**Given task:** Reproduce each line from the records that holds "Timeout".

**Records supplied:**
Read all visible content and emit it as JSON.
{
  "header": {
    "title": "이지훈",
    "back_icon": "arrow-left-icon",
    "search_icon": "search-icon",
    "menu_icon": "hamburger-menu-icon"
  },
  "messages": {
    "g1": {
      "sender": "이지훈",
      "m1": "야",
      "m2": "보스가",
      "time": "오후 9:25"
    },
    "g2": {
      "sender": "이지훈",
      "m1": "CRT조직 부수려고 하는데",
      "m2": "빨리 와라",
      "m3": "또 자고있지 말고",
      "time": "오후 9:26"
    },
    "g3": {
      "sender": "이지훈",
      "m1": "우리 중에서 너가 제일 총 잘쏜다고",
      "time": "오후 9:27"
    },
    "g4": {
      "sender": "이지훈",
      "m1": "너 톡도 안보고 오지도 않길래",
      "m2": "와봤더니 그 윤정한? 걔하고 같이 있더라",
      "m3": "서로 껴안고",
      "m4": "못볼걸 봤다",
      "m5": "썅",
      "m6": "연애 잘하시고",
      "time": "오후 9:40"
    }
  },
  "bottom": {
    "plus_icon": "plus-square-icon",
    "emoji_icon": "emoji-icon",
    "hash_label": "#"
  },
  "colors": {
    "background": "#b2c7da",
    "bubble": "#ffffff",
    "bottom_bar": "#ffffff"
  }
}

--

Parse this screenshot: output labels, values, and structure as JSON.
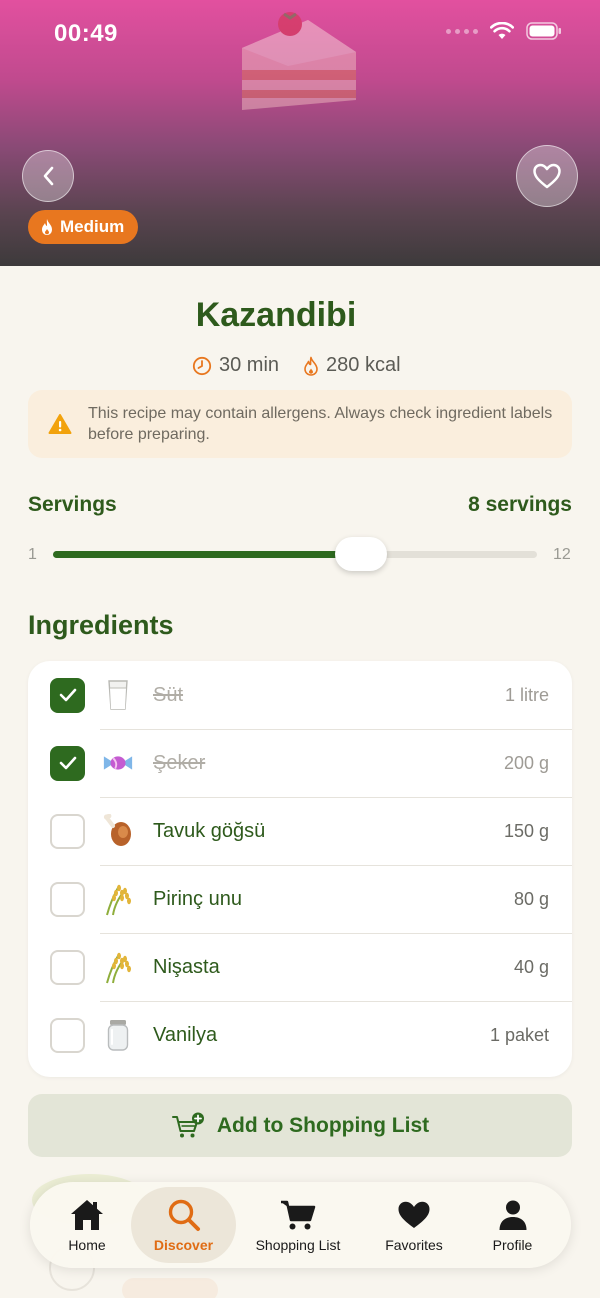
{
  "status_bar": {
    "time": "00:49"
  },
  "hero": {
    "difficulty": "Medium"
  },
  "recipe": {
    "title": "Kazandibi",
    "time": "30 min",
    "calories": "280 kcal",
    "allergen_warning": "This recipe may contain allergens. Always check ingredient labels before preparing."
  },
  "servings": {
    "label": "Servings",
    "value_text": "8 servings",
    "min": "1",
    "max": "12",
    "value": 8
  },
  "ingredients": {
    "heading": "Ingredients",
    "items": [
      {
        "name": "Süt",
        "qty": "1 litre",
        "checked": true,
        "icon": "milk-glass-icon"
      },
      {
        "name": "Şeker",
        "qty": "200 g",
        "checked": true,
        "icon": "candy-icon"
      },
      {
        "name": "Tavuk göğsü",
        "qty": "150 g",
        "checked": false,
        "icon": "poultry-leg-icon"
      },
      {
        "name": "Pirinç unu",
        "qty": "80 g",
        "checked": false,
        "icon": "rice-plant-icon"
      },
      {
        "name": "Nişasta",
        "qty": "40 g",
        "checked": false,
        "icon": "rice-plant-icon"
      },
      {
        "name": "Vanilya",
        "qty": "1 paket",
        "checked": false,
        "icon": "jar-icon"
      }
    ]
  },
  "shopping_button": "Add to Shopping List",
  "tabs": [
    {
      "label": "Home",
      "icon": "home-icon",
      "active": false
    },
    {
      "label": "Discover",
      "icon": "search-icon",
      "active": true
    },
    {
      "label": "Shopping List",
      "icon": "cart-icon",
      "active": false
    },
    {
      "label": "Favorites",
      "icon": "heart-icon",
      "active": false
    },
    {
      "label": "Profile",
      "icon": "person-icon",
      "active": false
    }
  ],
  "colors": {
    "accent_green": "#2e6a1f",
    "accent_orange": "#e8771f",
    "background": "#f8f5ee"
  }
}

* * *

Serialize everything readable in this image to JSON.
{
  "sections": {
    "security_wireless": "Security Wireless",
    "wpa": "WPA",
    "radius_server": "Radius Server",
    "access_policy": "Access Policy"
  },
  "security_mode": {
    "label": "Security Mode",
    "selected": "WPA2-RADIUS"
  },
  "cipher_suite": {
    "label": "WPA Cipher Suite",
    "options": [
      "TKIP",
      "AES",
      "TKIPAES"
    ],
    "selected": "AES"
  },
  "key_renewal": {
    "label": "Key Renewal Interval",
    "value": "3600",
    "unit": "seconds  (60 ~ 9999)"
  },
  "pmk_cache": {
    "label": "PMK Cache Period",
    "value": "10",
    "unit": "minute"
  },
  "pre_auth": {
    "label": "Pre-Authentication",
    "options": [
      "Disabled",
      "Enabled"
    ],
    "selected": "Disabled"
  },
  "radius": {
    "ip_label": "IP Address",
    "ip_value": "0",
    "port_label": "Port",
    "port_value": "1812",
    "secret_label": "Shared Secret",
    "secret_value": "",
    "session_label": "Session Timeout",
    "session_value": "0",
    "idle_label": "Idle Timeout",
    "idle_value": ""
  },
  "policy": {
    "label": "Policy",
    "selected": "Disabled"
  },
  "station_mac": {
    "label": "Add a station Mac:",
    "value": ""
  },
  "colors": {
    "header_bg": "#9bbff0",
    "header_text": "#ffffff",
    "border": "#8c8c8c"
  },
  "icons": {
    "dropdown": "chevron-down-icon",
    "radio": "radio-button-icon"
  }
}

**Final result:**
    "session_label": "Session Timeout",
    "idle_label": "Idle Timeout",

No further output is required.